To do: Transcribe the listing verbatim. Do not carry over any pictures.

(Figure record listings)
:::

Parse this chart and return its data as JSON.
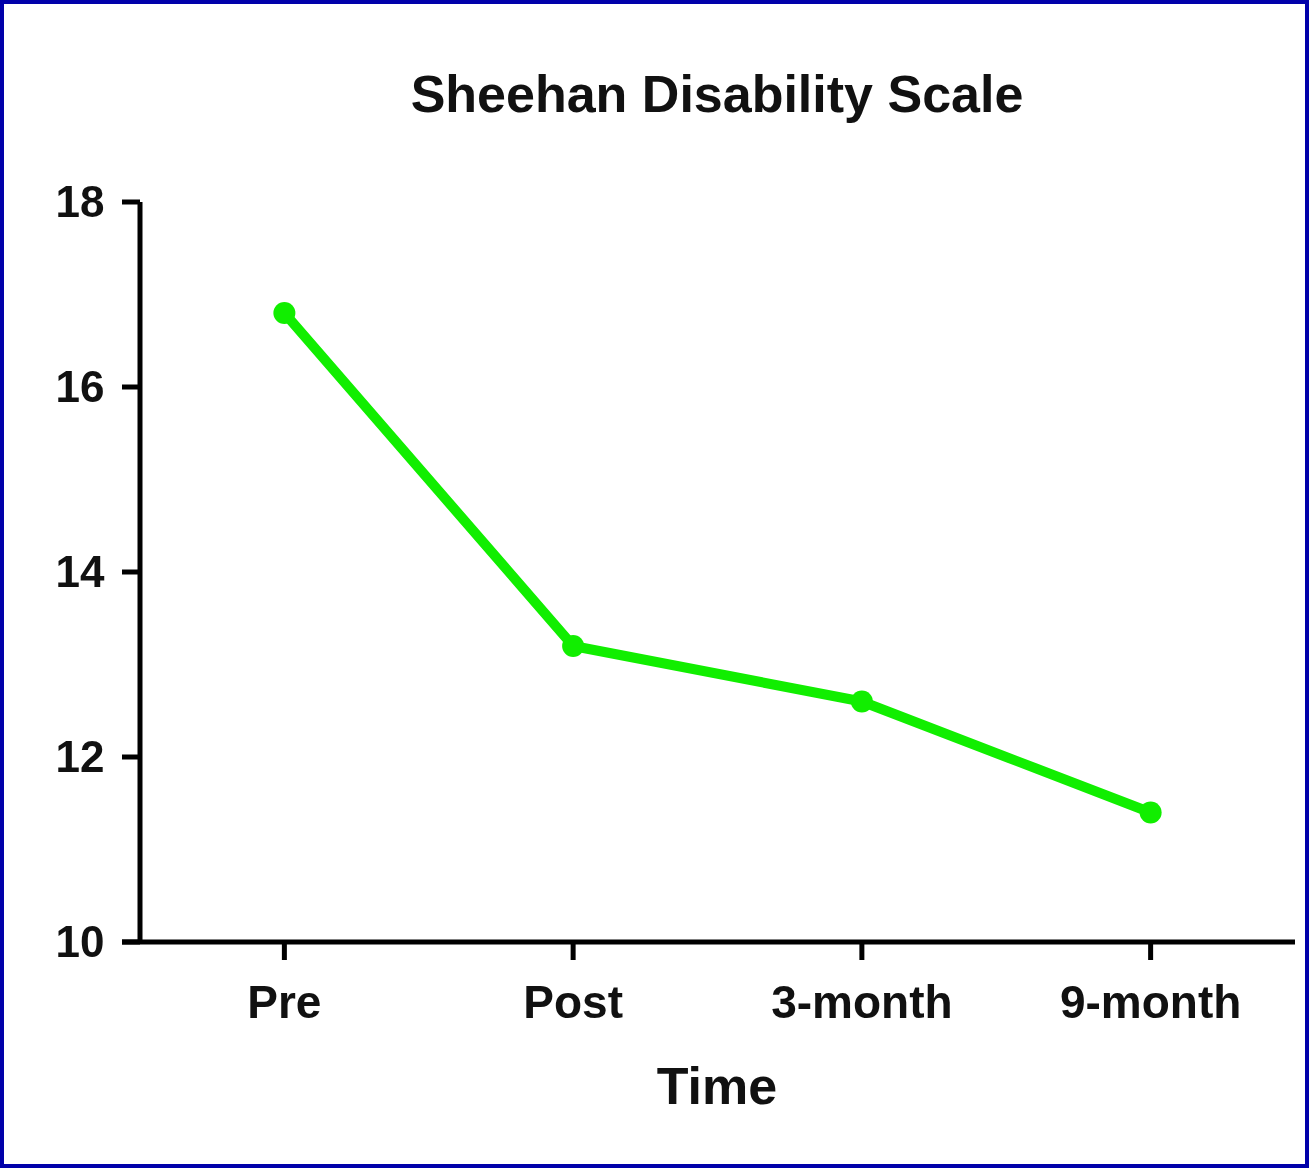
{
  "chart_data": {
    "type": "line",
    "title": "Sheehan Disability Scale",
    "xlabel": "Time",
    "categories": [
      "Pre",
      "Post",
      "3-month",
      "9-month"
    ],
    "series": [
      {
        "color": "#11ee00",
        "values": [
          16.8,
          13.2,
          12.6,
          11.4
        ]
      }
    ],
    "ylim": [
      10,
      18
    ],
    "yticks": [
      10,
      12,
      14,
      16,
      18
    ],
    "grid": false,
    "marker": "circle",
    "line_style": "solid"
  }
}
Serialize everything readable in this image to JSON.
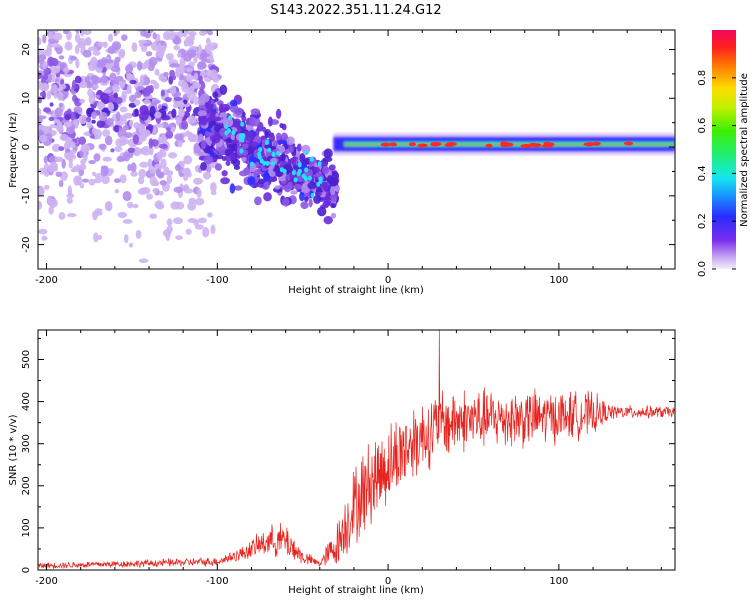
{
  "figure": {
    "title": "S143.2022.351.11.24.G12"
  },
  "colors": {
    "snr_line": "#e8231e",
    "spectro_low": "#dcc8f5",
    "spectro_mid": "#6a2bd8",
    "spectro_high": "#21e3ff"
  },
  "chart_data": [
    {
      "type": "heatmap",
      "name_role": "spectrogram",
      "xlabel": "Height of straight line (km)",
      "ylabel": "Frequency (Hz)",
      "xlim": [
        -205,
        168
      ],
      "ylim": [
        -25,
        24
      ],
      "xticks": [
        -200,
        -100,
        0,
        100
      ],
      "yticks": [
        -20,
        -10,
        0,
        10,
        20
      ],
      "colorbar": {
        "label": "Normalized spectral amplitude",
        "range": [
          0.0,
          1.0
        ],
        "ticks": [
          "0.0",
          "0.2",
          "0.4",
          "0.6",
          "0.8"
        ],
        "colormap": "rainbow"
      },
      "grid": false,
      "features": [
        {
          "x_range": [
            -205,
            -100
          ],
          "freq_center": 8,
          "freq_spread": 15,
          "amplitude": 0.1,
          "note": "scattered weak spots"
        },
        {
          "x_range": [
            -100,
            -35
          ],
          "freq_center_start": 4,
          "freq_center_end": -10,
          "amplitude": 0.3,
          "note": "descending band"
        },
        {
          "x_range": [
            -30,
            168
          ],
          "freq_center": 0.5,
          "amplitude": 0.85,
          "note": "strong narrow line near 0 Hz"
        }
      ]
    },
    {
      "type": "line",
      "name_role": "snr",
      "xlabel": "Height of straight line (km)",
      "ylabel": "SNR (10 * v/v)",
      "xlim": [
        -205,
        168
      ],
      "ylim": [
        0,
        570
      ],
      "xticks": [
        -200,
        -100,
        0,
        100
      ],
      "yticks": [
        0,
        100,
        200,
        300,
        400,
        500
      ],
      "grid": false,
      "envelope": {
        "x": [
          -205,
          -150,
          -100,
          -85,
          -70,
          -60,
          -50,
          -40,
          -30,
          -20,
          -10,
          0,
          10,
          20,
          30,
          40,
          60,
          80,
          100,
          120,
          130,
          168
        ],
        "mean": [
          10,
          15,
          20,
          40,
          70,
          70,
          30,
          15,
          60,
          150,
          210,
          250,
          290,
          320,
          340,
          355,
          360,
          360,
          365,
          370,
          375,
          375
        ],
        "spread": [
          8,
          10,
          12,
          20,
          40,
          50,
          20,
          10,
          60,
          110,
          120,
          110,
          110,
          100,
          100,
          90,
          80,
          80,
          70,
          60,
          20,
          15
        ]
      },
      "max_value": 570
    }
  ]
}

:::

The response:
Parse this chart and return its data as JSON.
{
  "chart_data": {
    "type": "line",
    "title": "Sheehan Disability Scale",
    "xlabel": "Time",
    "categories": [
      "Pre",
      "Post",
      "3-month",
      "9-month"
    ],
    "series": [
      {
        "color": "#11ee00",
        "values": [
          16.8,
          13.2,
          12.6,
          11.4
        ]
      }
    ],
    "ylim": [
      10,
      18
    ],
    "yticks": [
      10,
      12,
      14,
      16,
      18
    ],
    "grid": false,
    "marker": "circle",
    "line_style": "solid"
  }
}
Serialize everything readable in this image to JSON.
{
  "figure": {
    "title": "S143.2022.351.11.24.G12"
  },
  "colors": {
    "snr_line": "#e8231e",
    "spectro_low": "#dcc8f5",
    "spectro_mid": "#6a2bd8",
    "spectro_high": "#21e3ff"
  },
  "chart_data": [
    {
      "type": "heatmap",
      "name_role": "spectrogram",
      "xlabel": "Height of straight line (km)",
      "ylabel": "Frequency (Hz)",
      "xlim": [
        -205,
        168
      ],
      "ylim": [
        -25,
        24
      ],
      "xticks": [
        -200,
        -100,
        0,
        100
      ],
      "yticks": [
        -20,
        -10,
        0,
        10,
        20
      ],
      "colorbar": {
        "label": "Normalized spectral amplitude",
        "range": [
          0.0,
          1.0
        ],
        "ticks": [
          "0.0",
          "0.2",
          "0.4",
          "0.6",
          "0.8"
        ],
        "colormap": "rainbow"
      },
      "grid": false,
      "features": [
        {
          "x_range": [
            -205,
            -100
          ],
          "freq_center": 8,
          "freq_spread": 15,
          "amplitude": 0.1,
          "note": "scattered weak spots"
        },
        {
          "x_range": [
            -100,
            -35
          ],
          "freq_center_start": 4,
          "freq_center_end": -10,
          "amplitude": 0.3,
          "note": "descending band"
        },
        {
          "x_range": [
            -30,
            168
          ],
          "freq_center": 0.5,
          "amplitude": 0.85,
          "note": "strong narrow line near 0 Hz"
        }
      ]
    },
    {
      "type": "line",
      "name_role": "snr",
      "xlabel": "Height of straight line (km)",
      "ylabel": "SNR (10 * v/v)",
      "xlim": [
        -205,
        168
      ],
      "ylim": [
        0,
        570
      ],
      "xticks": [
        -200,
        -100,
        0,
        100
      ],
      "yticks": [
        0,
        100,
        200,
        300,
        400,
        500
      ],
      "grid": false,
      "envelope": {
        "x": [
          -205,
          -150,
          -100,
          -85,
          -70,
          -60,
          -50,
          -40,
          -30,
          -20,
          -10,
          0,
          10,
          20,
          30,
          40,
          60,
          80,
          100,
          120,
          130,
          168
        ],
        "mean": [
          10,
          15,
          20,
          40,
          70,
          70,
          30,
          15,
          60,
          150,
          210,
          250,
          290,
          320,
          340,
          355,
          360,
          360,
          365,
          370,
          375,
          375
        ],
        "spread": [
          8,
          10,
          12,
          20,
          40,
          50,
          20,
          10,
          60,
          110,
          120,
          110,
          110,
          100,
          100,
          90,
          80,
          80,
          70,
          60,
          20,
          15
        ]
      },
      "max_value": 570
    }
  ]
}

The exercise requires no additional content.